**OBJECTIVE**:
Filter the data below for the string "credentials" and copy each matching line.

**DATA SUPPLIED**:
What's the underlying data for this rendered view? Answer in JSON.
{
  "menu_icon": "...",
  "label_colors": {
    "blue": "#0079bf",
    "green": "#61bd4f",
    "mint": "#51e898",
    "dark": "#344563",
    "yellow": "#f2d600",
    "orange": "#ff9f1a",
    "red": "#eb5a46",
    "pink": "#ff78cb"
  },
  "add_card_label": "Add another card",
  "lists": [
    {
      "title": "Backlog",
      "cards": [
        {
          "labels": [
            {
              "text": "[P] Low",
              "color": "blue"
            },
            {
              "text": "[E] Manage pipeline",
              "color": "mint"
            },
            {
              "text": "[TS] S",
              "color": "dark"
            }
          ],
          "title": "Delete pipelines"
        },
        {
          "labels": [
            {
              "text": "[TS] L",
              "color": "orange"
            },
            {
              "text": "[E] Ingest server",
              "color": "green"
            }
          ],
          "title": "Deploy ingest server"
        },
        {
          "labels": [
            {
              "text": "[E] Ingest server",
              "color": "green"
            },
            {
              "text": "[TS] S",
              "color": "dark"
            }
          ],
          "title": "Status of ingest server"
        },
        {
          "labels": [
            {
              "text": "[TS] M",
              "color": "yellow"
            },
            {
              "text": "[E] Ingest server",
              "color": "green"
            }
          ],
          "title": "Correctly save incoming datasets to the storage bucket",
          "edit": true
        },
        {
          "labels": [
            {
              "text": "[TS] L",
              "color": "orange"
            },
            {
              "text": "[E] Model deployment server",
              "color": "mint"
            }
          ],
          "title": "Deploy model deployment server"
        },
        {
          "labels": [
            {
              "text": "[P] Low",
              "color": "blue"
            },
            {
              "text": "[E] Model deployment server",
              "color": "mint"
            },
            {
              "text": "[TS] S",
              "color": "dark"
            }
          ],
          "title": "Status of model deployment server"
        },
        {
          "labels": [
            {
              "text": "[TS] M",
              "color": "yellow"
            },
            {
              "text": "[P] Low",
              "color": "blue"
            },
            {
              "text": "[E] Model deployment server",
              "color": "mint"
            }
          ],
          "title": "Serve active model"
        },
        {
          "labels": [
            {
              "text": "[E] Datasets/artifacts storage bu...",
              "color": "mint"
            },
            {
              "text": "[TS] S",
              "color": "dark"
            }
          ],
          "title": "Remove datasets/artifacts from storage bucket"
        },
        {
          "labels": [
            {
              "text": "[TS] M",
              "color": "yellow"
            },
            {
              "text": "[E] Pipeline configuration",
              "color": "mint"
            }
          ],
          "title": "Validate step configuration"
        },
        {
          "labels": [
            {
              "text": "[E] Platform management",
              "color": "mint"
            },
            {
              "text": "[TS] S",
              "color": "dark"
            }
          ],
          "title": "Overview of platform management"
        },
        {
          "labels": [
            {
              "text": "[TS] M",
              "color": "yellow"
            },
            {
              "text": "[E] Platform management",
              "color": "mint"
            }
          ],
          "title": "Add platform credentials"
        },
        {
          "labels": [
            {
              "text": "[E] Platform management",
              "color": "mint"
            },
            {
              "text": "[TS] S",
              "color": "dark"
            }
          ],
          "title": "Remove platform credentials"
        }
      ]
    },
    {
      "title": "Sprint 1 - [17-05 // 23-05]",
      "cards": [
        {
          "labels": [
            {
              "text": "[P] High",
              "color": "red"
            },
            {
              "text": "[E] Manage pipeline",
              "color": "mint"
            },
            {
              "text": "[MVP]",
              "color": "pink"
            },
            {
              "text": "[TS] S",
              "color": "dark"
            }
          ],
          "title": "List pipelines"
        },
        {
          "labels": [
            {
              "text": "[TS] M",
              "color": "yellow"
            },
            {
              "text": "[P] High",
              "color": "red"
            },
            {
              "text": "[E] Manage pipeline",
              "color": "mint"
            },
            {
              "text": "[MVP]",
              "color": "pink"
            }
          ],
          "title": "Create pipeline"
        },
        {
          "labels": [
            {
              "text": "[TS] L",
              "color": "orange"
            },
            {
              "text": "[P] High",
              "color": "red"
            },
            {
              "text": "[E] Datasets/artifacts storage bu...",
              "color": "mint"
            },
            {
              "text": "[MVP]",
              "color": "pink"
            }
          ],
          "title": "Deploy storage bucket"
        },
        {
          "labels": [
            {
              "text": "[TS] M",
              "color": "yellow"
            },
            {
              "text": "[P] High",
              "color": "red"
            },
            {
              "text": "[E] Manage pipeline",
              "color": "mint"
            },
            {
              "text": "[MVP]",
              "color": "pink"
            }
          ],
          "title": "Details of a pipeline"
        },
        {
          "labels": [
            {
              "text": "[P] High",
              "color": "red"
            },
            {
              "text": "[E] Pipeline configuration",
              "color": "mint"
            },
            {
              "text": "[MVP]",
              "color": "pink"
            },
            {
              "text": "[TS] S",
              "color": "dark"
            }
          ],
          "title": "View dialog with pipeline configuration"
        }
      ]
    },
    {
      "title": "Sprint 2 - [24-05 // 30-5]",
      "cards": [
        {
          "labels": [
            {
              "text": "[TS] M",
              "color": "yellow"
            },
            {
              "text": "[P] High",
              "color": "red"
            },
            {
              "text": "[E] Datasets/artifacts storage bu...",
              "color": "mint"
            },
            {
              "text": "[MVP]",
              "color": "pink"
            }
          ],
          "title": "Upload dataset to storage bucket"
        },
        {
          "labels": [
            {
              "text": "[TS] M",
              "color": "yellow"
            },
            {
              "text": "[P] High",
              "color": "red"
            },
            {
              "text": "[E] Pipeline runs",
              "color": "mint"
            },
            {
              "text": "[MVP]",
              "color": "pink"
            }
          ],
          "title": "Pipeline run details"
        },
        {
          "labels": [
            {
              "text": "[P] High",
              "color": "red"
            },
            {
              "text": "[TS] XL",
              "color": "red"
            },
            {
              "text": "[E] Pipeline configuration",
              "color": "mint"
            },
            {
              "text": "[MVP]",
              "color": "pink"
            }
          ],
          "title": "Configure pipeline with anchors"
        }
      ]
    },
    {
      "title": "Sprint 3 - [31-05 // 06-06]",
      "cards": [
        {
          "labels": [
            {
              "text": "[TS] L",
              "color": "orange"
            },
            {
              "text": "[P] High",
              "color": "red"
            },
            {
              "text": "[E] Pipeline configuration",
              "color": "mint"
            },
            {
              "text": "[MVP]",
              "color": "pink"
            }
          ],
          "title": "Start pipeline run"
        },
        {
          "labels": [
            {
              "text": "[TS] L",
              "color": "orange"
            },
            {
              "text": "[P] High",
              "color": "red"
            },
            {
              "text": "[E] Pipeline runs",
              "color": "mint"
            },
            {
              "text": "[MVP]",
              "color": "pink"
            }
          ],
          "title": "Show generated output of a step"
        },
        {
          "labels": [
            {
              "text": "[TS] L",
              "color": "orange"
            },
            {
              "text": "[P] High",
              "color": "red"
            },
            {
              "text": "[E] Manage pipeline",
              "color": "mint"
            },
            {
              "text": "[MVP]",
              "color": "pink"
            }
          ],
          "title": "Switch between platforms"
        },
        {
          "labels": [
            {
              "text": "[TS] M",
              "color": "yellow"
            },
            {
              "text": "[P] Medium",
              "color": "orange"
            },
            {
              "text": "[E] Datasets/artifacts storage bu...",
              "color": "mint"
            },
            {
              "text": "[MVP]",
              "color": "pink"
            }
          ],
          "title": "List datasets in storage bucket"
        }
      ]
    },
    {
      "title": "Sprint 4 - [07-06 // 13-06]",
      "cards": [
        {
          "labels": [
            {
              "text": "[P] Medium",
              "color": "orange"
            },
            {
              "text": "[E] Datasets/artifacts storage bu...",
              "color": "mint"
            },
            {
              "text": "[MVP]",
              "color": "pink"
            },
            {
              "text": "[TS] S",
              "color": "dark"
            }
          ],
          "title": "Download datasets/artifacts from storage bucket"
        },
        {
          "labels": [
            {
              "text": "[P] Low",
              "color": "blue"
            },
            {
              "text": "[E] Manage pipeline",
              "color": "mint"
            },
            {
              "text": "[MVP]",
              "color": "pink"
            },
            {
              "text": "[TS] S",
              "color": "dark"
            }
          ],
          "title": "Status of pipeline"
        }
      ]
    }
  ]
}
---
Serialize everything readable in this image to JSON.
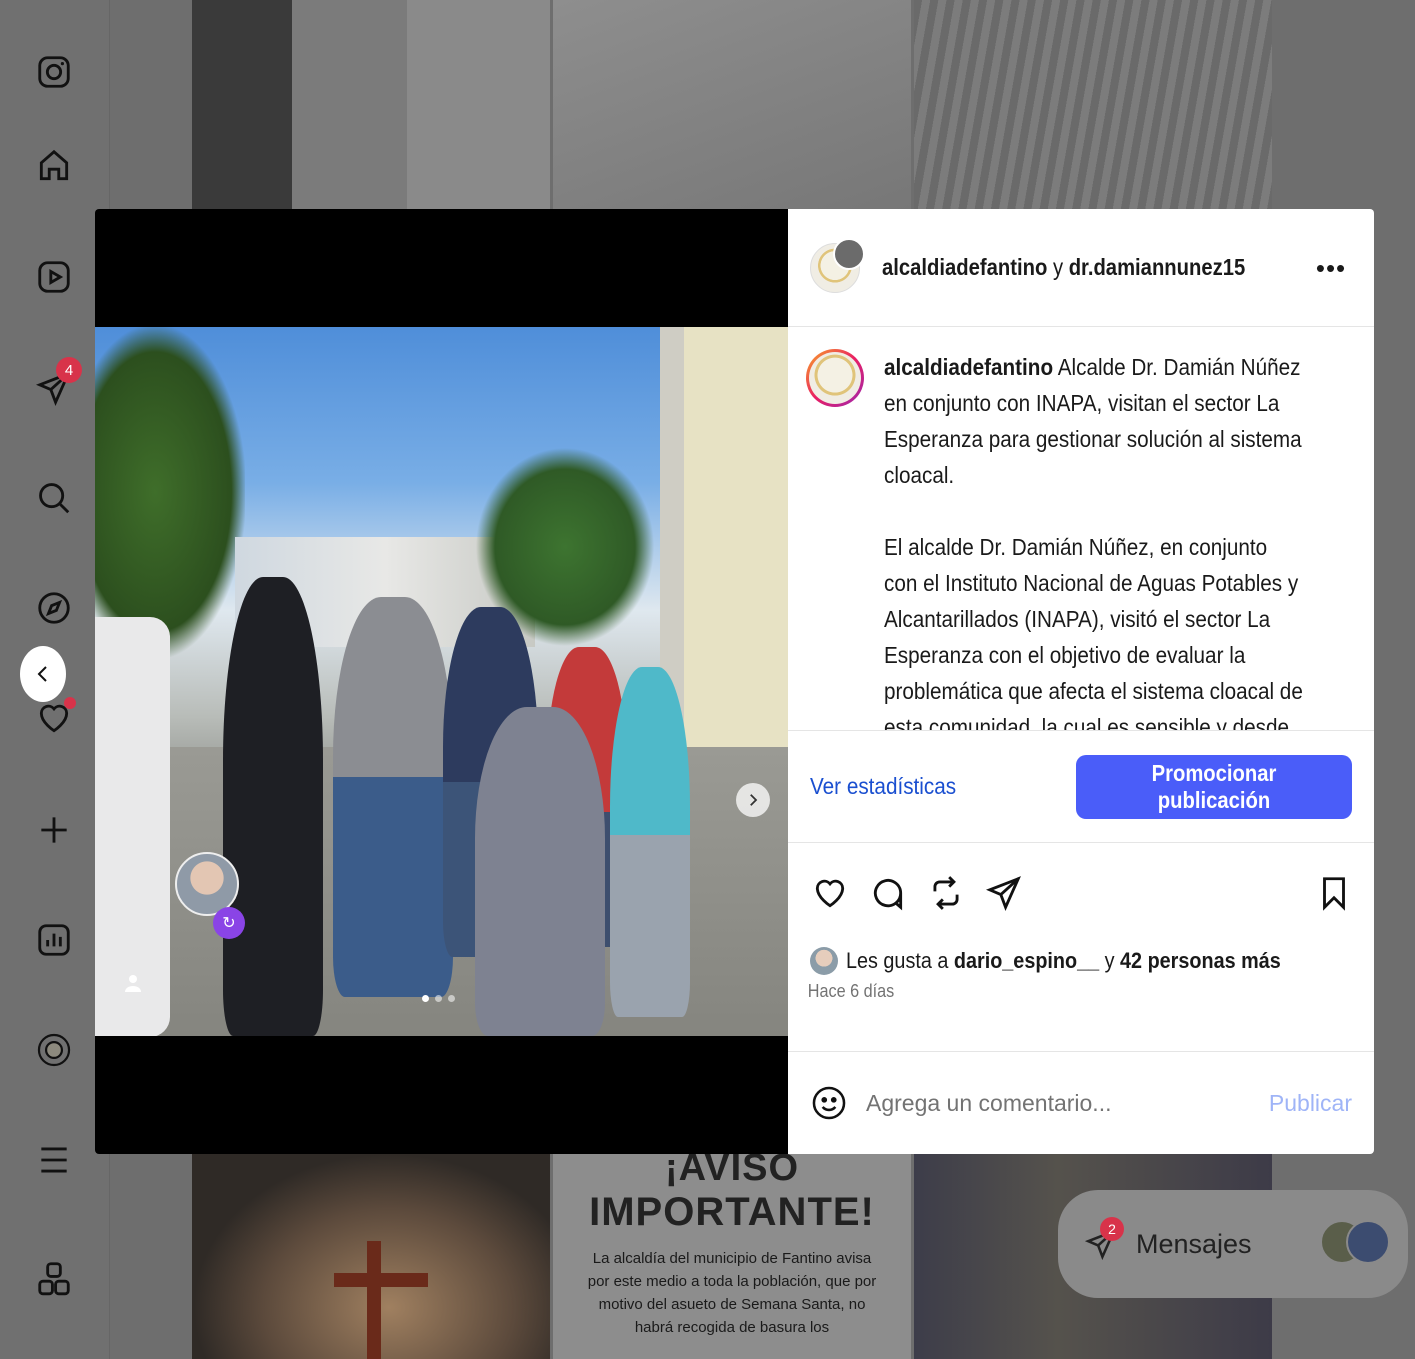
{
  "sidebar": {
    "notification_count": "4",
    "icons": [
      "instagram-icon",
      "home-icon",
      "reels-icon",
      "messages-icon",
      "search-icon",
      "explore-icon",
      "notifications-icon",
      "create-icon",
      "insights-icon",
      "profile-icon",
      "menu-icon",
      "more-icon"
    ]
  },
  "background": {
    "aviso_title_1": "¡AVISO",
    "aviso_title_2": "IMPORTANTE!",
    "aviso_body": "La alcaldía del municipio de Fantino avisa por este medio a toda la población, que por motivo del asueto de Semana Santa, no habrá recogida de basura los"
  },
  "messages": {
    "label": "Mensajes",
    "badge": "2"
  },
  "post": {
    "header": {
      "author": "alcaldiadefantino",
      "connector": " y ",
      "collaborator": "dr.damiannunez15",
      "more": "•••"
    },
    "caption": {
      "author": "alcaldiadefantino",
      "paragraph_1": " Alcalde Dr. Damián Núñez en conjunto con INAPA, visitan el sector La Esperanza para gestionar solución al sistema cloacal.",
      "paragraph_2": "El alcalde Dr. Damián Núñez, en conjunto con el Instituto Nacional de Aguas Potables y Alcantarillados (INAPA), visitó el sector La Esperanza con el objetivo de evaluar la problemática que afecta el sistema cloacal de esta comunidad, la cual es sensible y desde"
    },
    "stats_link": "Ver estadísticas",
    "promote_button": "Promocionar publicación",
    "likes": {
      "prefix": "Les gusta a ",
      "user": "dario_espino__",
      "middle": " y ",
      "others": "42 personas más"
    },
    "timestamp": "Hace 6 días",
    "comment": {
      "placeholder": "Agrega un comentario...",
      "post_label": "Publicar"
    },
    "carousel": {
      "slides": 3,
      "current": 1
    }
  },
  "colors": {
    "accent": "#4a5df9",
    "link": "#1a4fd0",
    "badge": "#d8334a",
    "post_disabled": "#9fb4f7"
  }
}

**ANSWER FOR THE TASK**:
          "title": "Add platform credentials"
          "title": "Remove platform credentials"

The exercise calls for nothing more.